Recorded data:
....................

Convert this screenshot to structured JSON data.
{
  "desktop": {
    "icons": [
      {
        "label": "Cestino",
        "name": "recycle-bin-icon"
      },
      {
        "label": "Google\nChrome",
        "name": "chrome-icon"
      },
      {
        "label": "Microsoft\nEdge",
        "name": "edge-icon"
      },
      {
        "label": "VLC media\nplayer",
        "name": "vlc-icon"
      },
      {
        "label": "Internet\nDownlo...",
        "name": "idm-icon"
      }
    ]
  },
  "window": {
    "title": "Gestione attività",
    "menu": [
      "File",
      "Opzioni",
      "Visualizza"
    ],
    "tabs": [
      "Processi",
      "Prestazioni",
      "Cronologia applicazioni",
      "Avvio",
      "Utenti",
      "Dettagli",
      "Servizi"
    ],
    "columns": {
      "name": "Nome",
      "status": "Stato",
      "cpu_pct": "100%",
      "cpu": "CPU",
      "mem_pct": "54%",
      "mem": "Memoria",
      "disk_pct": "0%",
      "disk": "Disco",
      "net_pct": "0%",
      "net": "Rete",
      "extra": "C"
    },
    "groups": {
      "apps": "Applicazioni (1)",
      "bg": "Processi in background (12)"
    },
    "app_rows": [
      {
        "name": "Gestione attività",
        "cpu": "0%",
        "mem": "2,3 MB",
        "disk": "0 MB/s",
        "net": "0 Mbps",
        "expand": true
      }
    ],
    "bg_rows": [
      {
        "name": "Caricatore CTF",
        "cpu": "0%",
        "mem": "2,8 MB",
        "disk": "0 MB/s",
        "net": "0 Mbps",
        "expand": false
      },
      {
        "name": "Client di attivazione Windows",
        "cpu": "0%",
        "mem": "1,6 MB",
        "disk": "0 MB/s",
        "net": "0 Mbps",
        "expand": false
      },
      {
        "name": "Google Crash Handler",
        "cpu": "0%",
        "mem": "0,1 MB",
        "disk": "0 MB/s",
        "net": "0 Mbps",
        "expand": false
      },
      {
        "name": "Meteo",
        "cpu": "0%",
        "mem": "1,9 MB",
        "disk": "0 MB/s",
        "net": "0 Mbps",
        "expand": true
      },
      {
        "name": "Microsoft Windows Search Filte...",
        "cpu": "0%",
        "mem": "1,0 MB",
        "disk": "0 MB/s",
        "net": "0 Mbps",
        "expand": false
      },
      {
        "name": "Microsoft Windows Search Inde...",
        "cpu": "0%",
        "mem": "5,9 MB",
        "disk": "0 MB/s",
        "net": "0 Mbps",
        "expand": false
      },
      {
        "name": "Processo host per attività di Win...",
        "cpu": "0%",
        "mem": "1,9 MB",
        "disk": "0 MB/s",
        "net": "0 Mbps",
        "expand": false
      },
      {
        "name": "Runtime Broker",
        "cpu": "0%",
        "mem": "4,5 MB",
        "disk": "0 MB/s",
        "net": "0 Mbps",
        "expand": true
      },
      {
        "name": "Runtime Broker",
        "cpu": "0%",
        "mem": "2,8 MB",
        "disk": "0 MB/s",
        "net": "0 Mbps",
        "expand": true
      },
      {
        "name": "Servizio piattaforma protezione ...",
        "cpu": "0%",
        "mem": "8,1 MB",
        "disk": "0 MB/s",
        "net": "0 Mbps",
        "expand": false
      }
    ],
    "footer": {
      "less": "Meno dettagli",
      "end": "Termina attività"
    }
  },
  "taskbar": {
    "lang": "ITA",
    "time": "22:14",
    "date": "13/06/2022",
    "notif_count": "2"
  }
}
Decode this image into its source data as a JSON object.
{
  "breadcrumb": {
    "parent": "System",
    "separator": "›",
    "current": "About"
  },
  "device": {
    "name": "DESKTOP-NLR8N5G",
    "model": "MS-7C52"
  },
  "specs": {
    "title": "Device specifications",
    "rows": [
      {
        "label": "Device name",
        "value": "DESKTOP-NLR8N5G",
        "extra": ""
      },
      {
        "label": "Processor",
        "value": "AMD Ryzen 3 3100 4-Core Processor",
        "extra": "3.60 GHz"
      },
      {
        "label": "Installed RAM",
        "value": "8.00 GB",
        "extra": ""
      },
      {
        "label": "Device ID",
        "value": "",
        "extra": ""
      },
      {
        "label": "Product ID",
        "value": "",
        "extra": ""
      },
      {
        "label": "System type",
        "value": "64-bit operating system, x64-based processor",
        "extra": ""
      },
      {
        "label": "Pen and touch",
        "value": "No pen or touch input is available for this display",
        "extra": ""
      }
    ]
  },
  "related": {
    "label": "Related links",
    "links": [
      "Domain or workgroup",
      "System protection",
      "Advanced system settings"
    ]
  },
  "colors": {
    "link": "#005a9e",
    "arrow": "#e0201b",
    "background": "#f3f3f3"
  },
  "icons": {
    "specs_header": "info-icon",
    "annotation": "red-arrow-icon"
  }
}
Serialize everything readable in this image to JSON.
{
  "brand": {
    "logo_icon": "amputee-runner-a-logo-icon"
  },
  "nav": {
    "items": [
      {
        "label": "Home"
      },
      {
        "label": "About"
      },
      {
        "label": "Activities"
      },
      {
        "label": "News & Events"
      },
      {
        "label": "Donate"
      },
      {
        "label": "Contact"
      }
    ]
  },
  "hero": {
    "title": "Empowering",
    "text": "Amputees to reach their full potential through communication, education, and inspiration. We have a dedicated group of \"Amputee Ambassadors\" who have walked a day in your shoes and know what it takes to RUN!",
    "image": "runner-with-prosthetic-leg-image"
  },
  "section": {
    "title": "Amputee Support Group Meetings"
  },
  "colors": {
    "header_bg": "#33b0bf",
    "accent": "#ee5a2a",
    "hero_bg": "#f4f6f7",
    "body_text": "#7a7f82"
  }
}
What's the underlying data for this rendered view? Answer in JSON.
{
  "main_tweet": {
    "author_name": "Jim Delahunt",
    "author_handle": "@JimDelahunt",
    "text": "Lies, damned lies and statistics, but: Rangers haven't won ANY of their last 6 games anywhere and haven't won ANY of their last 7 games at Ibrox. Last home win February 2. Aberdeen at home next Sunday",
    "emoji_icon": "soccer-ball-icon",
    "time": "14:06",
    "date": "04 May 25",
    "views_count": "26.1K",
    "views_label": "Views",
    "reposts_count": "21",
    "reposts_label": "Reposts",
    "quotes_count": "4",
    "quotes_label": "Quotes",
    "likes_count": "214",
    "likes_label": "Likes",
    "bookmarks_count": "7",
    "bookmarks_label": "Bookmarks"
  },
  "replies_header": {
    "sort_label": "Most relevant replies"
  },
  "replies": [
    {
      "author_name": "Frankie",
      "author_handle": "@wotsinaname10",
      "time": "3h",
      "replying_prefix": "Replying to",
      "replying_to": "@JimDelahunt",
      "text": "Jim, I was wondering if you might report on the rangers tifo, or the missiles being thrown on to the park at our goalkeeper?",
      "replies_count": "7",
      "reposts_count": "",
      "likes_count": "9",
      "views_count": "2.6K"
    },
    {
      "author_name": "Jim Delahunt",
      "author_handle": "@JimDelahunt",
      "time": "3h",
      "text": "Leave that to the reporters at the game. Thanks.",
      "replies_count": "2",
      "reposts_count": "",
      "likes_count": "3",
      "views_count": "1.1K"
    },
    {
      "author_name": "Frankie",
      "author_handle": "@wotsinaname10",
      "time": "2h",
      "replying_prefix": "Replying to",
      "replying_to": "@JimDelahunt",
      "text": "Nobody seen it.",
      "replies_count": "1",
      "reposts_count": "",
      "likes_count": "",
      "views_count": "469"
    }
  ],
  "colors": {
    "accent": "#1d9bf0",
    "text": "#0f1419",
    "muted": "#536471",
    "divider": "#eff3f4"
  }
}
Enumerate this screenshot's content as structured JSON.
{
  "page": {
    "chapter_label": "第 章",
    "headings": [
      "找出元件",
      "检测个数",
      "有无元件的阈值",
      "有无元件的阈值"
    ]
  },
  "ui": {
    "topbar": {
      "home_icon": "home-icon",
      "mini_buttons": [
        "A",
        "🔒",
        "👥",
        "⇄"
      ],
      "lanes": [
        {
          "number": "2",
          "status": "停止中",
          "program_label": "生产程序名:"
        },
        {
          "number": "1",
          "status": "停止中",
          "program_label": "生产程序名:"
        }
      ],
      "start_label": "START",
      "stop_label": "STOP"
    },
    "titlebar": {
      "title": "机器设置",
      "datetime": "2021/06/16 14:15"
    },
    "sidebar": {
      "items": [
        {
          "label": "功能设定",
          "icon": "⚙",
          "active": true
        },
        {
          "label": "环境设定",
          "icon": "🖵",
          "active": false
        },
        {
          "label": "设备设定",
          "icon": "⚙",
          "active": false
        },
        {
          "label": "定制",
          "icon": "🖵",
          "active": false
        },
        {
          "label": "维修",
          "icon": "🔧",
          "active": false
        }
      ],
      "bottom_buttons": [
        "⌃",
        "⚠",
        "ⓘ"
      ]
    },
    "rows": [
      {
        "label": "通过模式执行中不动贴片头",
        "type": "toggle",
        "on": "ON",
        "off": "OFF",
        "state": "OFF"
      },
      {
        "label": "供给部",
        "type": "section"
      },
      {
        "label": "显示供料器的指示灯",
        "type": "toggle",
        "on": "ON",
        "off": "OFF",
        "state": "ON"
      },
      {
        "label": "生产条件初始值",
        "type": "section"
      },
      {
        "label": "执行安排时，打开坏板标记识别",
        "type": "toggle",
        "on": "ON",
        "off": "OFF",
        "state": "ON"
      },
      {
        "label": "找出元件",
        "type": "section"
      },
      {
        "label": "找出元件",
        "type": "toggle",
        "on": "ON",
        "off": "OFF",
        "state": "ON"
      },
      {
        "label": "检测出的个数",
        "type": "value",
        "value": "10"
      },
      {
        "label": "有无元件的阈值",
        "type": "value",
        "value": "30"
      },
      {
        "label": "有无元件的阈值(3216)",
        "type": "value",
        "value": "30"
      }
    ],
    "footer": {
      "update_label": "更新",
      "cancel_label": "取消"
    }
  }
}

....................

## Exercise brief
List all lines where "Google" occurs.

## Correct output
        "label": "Google\nChrome",
        "name": "Google Crash Handler",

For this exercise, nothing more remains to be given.